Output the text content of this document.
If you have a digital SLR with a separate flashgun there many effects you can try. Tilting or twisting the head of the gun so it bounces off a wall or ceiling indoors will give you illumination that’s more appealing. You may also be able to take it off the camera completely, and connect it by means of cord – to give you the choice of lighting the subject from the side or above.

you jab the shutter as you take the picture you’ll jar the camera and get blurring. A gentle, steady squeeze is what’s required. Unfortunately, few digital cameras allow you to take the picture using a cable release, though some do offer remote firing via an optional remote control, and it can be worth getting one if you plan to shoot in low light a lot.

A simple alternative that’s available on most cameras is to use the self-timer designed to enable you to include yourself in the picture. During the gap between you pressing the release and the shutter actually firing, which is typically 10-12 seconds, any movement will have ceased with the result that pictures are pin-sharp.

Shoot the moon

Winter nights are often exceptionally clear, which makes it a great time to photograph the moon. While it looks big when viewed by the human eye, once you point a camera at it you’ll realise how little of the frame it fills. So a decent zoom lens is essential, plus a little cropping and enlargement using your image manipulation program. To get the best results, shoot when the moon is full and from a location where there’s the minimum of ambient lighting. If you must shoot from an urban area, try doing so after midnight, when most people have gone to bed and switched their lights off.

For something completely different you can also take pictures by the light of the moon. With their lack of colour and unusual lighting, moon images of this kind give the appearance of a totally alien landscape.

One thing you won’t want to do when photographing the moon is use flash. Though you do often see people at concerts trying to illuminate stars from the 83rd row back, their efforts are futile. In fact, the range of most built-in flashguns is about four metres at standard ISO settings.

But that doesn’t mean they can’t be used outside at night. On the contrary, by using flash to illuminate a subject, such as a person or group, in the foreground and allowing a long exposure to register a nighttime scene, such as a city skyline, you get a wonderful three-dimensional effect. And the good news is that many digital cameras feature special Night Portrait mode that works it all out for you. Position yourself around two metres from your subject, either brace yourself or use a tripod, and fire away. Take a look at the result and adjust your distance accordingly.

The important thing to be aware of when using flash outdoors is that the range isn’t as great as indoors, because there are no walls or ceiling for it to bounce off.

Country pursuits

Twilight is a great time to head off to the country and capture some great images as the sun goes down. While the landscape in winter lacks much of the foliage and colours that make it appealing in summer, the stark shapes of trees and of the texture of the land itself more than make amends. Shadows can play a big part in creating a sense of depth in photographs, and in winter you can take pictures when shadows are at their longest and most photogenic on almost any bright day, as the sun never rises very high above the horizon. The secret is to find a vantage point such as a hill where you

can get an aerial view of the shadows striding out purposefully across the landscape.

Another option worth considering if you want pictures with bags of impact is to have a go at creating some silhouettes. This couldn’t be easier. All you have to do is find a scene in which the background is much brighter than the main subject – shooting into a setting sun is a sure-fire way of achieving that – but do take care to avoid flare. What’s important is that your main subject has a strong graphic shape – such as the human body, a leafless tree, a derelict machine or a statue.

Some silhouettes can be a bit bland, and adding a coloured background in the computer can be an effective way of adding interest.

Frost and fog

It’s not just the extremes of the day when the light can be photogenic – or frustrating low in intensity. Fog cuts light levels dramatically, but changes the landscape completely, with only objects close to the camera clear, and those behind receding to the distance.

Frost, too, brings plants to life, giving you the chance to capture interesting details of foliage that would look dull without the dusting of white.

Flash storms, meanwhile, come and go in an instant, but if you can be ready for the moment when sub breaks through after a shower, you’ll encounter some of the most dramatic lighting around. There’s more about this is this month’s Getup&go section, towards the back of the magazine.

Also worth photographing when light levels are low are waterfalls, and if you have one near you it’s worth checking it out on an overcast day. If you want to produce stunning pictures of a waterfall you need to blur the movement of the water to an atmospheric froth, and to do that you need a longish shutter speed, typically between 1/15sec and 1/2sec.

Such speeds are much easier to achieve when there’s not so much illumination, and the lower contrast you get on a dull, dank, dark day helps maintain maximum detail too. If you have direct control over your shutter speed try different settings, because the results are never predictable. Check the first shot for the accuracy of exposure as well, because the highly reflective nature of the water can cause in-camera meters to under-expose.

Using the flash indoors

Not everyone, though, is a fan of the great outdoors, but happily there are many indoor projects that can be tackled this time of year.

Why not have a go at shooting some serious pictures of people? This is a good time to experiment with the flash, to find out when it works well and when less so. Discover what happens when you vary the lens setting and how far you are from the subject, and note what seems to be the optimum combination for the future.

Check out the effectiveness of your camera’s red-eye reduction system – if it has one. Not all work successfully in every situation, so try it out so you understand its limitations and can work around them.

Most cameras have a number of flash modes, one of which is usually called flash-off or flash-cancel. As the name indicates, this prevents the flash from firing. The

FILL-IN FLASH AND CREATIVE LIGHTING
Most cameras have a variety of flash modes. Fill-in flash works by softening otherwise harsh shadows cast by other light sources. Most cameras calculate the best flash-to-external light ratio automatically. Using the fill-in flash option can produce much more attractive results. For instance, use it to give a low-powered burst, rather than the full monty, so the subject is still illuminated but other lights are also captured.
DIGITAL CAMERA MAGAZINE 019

# Written instruction:
Filter the records above for "after" and copy every matching line.

# Result of this exercise:
Winter nights are often exceptionally clear, which makes it a great time to photograph the moon. While it looks big when viewed by the human eye, once you point a camera at it you’ll realise how little of the frame it fills. So a decent zoom lens is essential, plus a little cropping and enlargement using your image manipulation program. To get the best results, shoot when the moon is full and from a location where there’s the minimum of ambient lighting. If you must shoot from an urban area, try doing so after midnight, when most people have gone to bed and switched their lights off.
Flash storms, meanwhile, come and go in an instant, but if you can be ready for the moment when sub breaks through after a shower, you’ll encounter some of the most dramatic lighting around. There’s more about this is this month’s Getup&go section, towards the back of the magazine.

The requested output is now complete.